begin
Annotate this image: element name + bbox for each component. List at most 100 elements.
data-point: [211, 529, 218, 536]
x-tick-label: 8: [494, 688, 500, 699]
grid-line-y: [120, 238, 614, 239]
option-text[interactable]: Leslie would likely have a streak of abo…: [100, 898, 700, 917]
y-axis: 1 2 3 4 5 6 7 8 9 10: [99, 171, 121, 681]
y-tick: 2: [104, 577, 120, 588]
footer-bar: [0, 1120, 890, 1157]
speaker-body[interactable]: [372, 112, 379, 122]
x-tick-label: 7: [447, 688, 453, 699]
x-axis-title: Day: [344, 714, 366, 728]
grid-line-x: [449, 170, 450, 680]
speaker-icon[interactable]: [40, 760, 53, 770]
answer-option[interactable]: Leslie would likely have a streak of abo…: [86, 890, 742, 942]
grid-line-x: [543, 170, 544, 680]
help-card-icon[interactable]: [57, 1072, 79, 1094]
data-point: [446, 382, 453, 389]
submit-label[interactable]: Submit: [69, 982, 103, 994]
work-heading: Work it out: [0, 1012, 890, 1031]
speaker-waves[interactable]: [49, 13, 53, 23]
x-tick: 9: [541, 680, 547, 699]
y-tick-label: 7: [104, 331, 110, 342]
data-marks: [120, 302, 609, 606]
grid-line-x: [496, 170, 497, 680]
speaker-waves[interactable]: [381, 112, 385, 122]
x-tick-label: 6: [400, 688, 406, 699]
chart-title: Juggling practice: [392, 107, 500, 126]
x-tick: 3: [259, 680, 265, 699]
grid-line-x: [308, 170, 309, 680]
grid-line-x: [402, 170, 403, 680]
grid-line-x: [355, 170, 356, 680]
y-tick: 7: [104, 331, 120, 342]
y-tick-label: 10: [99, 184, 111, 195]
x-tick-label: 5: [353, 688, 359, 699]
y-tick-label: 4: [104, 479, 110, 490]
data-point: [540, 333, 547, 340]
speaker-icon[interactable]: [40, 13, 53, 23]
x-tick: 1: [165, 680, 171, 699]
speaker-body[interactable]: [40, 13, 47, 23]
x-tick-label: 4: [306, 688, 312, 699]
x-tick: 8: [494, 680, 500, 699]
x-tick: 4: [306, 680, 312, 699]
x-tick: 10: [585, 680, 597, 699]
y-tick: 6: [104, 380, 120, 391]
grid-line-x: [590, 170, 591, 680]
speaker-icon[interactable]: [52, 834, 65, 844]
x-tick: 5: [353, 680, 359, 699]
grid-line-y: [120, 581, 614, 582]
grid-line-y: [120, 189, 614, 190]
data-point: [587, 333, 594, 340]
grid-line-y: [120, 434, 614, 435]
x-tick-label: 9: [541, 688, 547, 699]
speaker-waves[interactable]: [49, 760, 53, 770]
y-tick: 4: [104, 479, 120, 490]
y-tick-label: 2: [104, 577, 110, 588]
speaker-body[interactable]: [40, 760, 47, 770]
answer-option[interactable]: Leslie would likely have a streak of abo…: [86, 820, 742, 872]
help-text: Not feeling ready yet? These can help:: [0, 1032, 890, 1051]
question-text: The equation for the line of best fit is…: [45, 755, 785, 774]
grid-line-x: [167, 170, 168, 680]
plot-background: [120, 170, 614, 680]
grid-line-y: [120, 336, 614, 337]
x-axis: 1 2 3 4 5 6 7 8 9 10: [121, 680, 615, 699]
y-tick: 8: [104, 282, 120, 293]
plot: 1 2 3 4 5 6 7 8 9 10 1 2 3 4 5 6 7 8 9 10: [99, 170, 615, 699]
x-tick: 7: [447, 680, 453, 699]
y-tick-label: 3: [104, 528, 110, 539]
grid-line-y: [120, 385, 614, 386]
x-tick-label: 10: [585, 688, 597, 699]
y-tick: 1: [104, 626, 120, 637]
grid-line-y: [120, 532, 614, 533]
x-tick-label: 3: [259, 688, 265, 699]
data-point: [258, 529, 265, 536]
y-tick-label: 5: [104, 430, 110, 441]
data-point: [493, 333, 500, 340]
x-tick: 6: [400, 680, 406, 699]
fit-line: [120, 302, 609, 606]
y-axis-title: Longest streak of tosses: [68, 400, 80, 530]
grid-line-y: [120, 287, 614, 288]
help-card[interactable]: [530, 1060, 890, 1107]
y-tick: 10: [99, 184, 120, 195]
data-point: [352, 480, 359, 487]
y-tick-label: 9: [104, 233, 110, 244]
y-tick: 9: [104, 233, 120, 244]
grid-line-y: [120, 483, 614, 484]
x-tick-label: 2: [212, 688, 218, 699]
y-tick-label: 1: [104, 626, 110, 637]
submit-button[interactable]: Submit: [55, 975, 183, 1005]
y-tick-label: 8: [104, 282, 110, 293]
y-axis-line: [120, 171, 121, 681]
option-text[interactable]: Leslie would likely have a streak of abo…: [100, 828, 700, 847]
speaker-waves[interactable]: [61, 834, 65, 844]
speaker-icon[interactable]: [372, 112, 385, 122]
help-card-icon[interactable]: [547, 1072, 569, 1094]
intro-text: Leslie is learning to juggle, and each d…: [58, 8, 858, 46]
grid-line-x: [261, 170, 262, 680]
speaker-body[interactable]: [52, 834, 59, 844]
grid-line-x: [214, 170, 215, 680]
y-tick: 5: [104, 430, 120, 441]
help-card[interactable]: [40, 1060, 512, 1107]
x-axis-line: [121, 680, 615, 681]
end
Return every line of the listing above, unchanged.

Annotate this image: element name + bbox for each component. List at most 100 elements.
data-point: [211, 529, 218, 536]
x-tick-label: 8: [494, 688, 500, 699]
grid-line-y: [120, 238, 614, 239]
option-text[interactable]: Leslie would likely have a streak of abo…: [100, 898, 700, 917]
y-axis: 1 2 3 4 5 6 7 8 9 10: [99, 171, 121, 681]
y-tick: 2: [104, 577, 120, 588]
footer-bar: [0, 1120, 890, 1157]
speaker-body[interactable]: [372, 112, 379, 122]
x-tick-label: 7: [447, 688, 453, 699]
x-axis-title: Day: [344, 714, 366, 728]
grid-line-x: [449, 170, 450, 680]
speaker-icon[interactable]: [40, 760, 53, 770]
answer-option[interactable]: Leslie would likely have a streak of abo…: [86, 890, 742, 942]
grid-line-x: [543, 170, 544, 680]
help-card-icon[interactable]: [57, 1072, 79, 1094]
data-point: [446, 382, 453, 389]
submit-label[interactable]: Submit: [69, 982, 103, 994]
work-heading: Work it out: [0, 1012, 890, 1031]
speaker-waves[interactable]: [49, 13, 53, 23]
x-tick: 9: [541, 680, 547, 699]
y-tick-label: 7: [104, 331, 110, 342]
data-marks: [120, 302, 609, 606]
grid-line-x: [496, 170, 497, 680]
speaker-waves[interactable]: [381, 112, 385, 122]
x-tick-label: 6: [400, 688, 406, 699]
chart-title: Juggling practice: [392, 107, 500, 126]
x-tick: 3: [259, 680, 265, 699]
grid-line-x: [308, 170, 309, 680]
grid-line-x: [402, 170, 403, 680]
grid-line-x: [355, 170, 356, 680]
y-tick: 7: [104, 331, 120, 342]
y-tick-label: 10: [99, 184, 111, 195]
x-tick-label: 5: [353, 688, 359, 699]
y-tick-label: 4: [104, 479, 110, 490]
data-point: [540, 333, 547, 340]
speaker-icon[interactable]: [40, 13, 53, 23]
x-tick: 1: [165, 680, 171, 699]
speaker-body[interactable]: [40, 13, 47, 23]
x-tick-label: 4: [306, 688, 312, 699]
x-tick: 8: [494, 680, 500, 699]
x-tick: 4: [306, 680, 312, 699]
x-tick: 10: [585, 680, 597, 699]
y-tick: 6: [104, 380, 120, 391]
grid-line-x: [590, 170, 591, 680]
speaker-icon[interactable]: [52, 834, 65, 844]
x-tick: 5: [353, 680, 359, 699]
grid-line-y: [120, 581, 614, 582]
grid-line-y: [120, 189, 614, 190]
data-point: [587, 333, 594, 340]
grid-line-y: [120, 434, 614, 435]
x-tick-label: 9: [541, 688, 547, 699]
speaker-waves[interactable]: [49, 760, 53, 770]
y-tick: 4: [104, 479, 120, 490]
y-tick-label: 2: [104, 577, 110, 588]
speaker-body[interactable]: [40, 760, 47, 770]
answer-option[interactable]: Leslie would likely have a streak of abo…: [86, 820, 742, 872]
help-text: Not feeling ready yet? These can help:: [0, 1032, 890, 1051]
question-text: The equation for the line of best fit is…: [45, 755, 785, 774]
grid-line-x: [167, 170, 168, 680]
plot-background: [120, 170, 614, 680]
grid-line-y: [120, 336, 614, 337]
x-axis: 1 2 3 4 5 6 7 8 9 10: [121, 680, 615, 699]
y-tick: 8: [104, 282, 120, 293]
plot: 1 2 3 4 5 6 7 8 9 10 1 2 3 4 5 6 7 8 9 10: [99, 170, 615, 699]
x-tick: 7: [447, 680, 453, 699]
y-tick-label: 3: [104, 528, 110, 539]
grid-line-y: [120, 385, 614, 386]
x-tick-label: 10: [585, 688, 597, 699]
y-tick: 1: [104, 626, 120, 637]
grid-line-y: [120, 532, 614, 533]
x-tick-label: 3: [259, 688, 265, 699]
data-point: [258, 529, 265, 536]
y-tick-label: 5: [104, 430, 110, 441]
data-point: [493, 333, 500, 340]
x-tick: 6: [400, 680, 406, 699]
fit-line: [120, 302, 609, 606]
y-axis-title: Longest streak of tosses: [68, 400, 80, 530]
grid-line-y: [120, 287, 614, 288]
help-card[interactable]: [530, 1060, 890, 1107]
y-tick: 10: [99, 184, 120, 195]
data-point: [352, 480, 359, 487]
y-tick-label: 9: [104, 233, 110, 244]
y-tick: 9: [104, 233, 120, 244]
grid-line-y: [120, 483, 614, 484]
x-tick-label: 2: [212, 688, 218, 699]
y-tick-label: 1: [104, 626, 110, 637]
submit-button[interactable]: Submit: [55, 975, 183, 1005]
y-tick-label: 8: [104, 282, 110, 293]
y-axis-line: [120, 171, 121, 681]
option-text[interactable]: Leslie would likely have a streak of abo…: [100, 828, 700, 847]
speaker-waves[interactable]: [61, 834, 65, 844]
speaker-icon[interactable]: [372, 112, 385, 122]
help-card-icon[interactable]: [547, 1072, 569, 1094]
intro-text: Leslie is learning to juggle, and each d…: [58, 8, 858, 46]
grid-line-x: [261, 170, 262, 680]
speaker-body[interactable]: [52, 834, 59, 844]
grid-line-x: [214, 170, 215, 680]
y-tick: 5: [104, 430, 120, 441]
help-card[interactable]: [40, 1060, 512, 1107]
x-axis-line: [121, 680, 615, 681]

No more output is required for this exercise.